• [Stated task] Below are records to repeat exactly. Omit the pictures from the copy.
◆ ◆ ◆ ◆
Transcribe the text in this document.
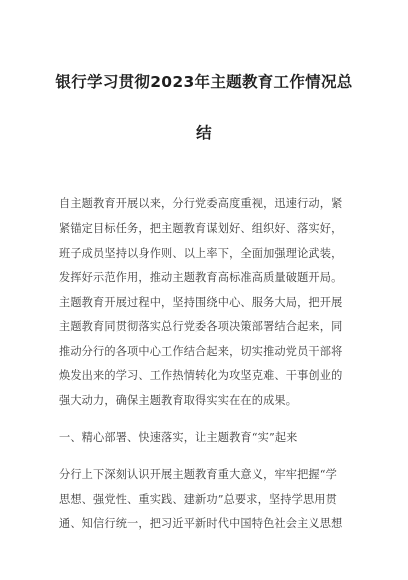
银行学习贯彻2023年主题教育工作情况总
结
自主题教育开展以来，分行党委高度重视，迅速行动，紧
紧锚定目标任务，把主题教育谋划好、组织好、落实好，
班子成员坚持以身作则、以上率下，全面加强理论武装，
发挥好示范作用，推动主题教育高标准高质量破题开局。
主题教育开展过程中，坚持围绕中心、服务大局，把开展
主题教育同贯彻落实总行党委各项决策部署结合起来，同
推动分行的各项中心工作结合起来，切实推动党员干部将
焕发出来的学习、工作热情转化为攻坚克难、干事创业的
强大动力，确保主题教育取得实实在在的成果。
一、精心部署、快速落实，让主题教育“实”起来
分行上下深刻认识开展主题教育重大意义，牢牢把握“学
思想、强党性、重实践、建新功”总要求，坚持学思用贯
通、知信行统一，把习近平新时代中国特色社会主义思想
◆ ◆ ◆ ◆
• [Exercise solution]
Transcribe the text in this document.
银行学习贯彻2023年主题教育工作情况总
结
自主题教育开展以来，分行党委高度重视，迅速行动，紧
紧锚定目标任务，把主题教育谋划好、组织好、落实好，
班子成员坚持以身作则、以上率下，全面加强理论武装，
发挥好示范作用，推动主题教育高标准高质量破题开局。
主题教育开展过程中，坚持围绕中心、服务大局，把开展
主题教育同贯彻落实总行党委各项决策部署结合起来，同
推动分行的各项中心工作结合起来，切实推动党员干部将
焕发出来的学习、工作热情转化为攻坚克难、干事创业的
强大动力，确保主题教育取得实实在在的成果。
一、精心部署、快速落实，让主题教育“实”起来
分行上下深刻认识开展主题教育重大意义，牢牢把握“学
思想、强党性、重实践、建新功”总要求，坚持学思用贯
通、知信行统一，把习近平新时代中国特色社会主义思想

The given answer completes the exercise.